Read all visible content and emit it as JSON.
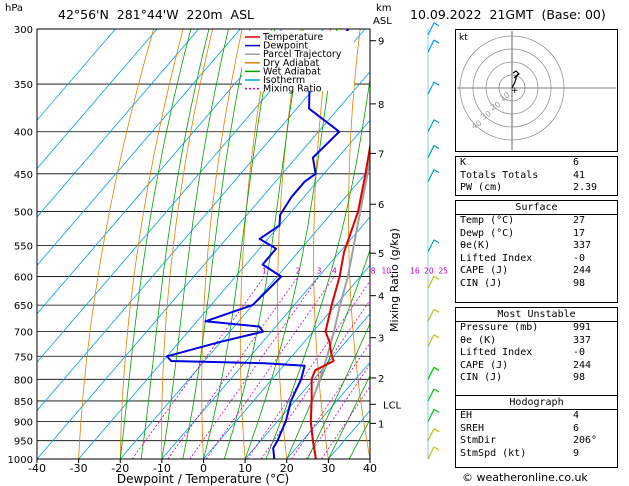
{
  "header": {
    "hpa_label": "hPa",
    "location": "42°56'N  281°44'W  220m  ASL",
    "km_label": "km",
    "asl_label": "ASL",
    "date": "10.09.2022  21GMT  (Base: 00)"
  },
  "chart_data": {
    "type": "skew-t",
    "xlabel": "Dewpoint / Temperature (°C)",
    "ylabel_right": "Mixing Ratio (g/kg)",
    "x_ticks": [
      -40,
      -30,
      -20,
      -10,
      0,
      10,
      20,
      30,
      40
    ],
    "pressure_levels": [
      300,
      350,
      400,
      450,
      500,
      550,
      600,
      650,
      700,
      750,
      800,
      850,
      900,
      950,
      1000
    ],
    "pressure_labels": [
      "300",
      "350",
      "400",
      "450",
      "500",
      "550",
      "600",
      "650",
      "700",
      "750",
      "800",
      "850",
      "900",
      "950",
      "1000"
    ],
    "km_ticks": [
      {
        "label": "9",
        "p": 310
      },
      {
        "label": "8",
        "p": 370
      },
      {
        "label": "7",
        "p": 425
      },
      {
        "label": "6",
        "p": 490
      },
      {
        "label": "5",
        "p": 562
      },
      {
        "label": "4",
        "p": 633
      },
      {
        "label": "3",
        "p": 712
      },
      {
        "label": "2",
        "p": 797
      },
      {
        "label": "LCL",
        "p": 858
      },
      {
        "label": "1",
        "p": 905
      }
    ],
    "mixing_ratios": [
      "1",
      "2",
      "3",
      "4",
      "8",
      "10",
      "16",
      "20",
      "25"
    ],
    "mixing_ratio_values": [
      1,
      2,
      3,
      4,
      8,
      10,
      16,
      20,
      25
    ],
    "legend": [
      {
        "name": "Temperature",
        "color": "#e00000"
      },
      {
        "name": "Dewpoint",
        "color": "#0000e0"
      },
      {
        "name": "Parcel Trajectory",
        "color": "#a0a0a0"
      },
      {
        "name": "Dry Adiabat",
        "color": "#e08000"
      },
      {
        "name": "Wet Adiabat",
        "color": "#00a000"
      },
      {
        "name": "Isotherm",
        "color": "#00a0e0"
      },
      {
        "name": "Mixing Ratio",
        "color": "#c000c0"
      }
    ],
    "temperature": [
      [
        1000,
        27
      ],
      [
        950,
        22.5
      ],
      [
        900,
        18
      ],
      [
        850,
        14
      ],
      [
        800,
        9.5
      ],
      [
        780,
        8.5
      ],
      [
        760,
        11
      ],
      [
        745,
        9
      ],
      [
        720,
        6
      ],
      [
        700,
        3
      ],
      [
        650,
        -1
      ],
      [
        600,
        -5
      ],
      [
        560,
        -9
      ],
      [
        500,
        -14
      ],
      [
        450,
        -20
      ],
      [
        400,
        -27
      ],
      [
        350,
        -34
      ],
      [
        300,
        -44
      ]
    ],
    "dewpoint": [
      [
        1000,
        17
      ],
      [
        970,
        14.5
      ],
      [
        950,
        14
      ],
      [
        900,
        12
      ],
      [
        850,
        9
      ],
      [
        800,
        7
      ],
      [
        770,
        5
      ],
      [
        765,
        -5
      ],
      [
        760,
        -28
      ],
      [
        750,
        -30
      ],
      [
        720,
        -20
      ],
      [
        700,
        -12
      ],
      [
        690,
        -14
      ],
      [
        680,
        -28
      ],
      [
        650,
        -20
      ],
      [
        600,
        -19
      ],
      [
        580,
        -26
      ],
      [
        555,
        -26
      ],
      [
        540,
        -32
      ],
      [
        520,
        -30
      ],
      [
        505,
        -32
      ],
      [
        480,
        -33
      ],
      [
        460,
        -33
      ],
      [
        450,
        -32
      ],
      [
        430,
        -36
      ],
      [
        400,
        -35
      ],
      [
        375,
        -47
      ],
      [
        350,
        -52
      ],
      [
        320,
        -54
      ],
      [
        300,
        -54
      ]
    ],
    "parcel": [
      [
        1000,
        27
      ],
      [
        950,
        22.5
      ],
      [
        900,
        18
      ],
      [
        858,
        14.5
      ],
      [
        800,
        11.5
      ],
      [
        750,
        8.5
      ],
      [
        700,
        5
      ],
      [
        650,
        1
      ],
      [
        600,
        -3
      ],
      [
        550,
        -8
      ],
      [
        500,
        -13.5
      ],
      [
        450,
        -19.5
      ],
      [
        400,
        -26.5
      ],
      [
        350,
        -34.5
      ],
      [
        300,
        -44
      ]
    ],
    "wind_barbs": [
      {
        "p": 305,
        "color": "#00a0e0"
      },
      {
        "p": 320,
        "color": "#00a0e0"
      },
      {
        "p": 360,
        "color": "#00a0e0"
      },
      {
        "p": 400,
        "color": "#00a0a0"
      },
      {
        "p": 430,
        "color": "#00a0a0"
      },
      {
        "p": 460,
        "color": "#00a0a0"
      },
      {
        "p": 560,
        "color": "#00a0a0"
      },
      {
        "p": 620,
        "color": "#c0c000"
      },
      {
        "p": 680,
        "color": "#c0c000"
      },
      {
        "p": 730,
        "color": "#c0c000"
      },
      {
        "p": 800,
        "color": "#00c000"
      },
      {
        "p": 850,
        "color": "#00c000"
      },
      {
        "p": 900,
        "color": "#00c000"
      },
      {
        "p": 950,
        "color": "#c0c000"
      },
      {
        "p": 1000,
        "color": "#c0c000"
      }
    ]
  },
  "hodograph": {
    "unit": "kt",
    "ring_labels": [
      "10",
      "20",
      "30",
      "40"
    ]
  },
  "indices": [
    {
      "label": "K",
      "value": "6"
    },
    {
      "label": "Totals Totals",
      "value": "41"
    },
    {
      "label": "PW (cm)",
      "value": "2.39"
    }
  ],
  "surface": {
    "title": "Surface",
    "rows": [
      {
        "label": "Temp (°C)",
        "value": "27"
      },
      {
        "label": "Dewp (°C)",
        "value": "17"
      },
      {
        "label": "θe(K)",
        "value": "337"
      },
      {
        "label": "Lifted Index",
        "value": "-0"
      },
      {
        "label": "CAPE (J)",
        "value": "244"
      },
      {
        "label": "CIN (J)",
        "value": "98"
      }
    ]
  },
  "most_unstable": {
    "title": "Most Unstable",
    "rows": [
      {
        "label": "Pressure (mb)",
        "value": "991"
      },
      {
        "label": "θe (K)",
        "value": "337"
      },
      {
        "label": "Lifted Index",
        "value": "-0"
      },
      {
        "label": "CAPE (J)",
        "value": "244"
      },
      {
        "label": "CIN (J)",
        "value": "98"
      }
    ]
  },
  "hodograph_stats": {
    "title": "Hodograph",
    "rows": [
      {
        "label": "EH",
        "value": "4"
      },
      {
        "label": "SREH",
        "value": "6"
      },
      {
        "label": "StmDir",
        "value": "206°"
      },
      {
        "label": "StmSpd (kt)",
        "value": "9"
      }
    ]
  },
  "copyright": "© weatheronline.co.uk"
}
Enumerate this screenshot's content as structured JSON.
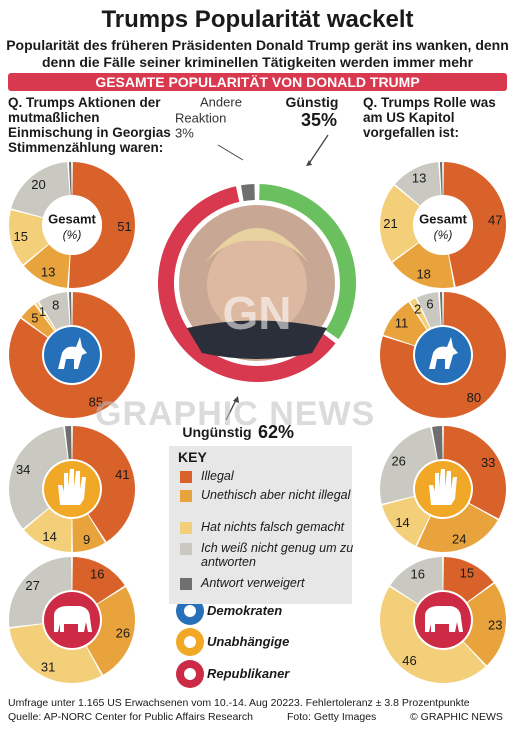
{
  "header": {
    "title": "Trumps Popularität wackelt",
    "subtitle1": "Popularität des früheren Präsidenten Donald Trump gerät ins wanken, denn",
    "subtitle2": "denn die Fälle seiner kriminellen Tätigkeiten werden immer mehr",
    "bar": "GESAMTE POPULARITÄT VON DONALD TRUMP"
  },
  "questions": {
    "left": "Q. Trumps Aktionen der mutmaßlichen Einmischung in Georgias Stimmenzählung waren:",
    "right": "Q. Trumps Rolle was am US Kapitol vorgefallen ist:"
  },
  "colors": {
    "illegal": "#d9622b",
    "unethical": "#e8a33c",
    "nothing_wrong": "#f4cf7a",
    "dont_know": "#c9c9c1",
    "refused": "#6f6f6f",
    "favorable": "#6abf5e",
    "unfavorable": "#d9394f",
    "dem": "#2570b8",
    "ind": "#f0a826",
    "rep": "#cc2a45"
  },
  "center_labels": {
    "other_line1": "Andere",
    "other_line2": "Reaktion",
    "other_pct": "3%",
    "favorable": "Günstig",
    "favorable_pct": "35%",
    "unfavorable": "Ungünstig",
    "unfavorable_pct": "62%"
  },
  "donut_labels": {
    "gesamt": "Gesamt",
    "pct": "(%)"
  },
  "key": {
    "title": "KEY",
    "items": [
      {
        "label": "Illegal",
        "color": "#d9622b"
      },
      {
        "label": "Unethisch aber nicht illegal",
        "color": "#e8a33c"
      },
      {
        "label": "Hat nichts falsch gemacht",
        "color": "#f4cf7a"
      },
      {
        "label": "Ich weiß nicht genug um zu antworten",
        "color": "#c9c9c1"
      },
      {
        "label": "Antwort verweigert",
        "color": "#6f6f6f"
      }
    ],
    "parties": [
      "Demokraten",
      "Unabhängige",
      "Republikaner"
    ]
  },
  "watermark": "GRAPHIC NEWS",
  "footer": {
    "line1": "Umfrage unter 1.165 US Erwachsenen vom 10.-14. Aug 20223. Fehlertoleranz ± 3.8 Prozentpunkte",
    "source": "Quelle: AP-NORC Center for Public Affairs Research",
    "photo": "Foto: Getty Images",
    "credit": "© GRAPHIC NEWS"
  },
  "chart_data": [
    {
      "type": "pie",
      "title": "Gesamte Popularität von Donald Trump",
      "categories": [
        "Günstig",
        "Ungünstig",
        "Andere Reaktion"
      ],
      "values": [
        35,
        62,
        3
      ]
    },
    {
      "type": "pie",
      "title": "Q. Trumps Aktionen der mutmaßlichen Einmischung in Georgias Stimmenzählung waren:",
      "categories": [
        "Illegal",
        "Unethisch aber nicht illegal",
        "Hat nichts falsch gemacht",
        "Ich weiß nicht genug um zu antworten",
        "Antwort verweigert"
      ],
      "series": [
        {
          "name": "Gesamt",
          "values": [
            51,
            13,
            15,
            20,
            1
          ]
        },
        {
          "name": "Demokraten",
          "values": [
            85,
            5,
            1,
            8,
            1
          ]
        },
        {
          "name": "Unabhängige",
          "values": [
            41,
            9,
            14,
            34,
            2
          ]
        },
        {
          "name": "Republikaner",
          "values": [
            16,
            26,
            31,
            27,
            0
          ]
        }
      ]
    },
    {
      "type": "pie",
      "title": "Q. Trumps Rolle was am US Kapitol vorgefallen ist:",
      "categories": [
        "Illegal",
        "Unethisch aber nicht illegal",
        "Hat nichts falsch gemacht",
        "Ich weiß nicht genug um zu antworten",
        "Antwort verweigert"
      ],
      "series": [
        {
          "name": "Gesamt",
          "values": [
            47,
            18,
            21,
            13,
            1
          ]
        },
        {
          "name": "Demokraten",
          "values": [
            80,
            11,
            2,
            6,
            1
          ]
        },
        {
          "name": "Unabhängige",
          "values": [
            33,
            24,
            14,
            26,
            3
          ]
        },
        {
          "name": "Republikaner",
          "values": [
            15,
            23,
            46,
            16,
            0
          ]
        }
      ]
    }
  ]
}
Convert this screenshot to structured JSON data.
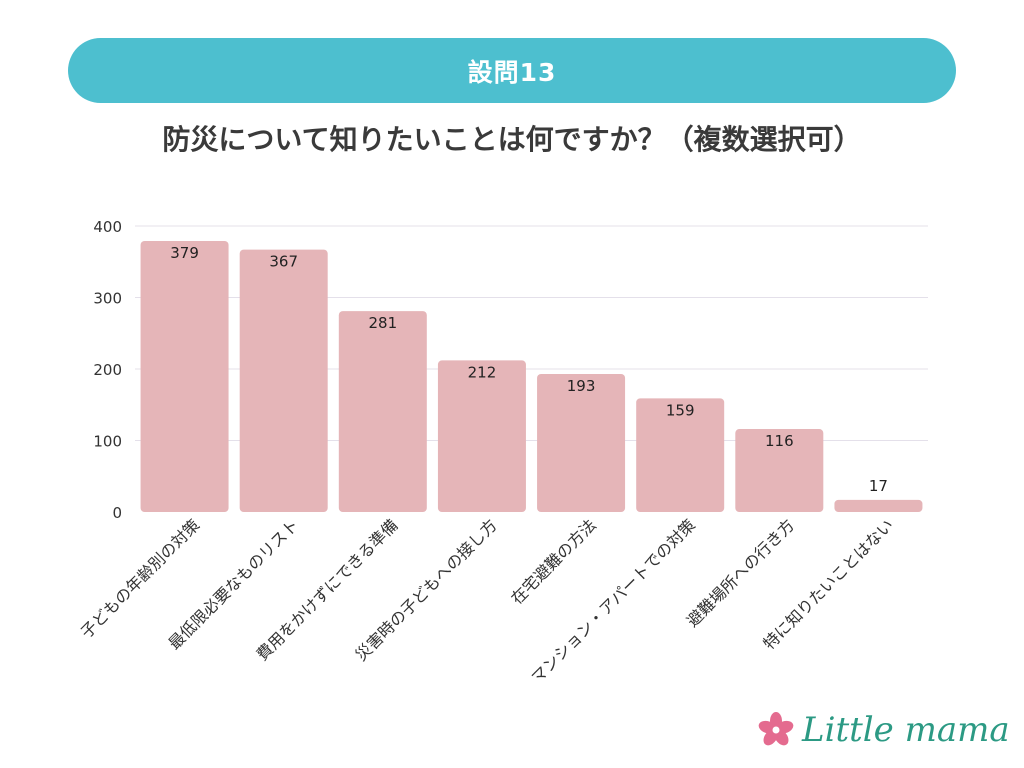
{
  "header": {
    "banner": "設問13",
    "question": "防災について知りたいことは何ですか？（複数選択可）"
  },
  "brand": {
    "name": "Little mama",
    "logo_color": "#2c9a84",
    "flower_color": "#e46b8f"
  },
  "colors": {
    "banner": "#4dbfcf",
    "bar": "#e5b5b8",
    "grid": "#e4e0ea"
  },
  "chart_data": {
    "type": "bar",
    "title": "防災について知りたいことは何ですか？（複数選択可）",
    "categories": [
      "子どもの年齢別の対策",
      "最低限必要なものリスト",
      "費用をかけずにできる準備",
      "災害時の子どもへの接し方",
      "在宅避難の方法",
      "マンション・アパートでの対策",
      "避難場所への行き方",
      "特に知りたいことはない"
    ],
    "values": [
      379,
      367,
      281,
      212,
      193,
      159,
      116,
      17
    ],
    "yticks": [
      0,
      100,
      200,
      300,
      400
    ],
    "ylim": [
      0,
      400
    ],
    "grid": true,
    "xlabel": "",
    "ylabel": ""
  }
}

※ ※ ※

Go through the listing above and list every line that has the word "Rolle".

● Exercise result
    "right": "Q. Trumps Rolle was am US Kapitol vorgefallen ist:"
      "title": "Q. Trumps Rolle was am US Kapitol vorgefallen ist:",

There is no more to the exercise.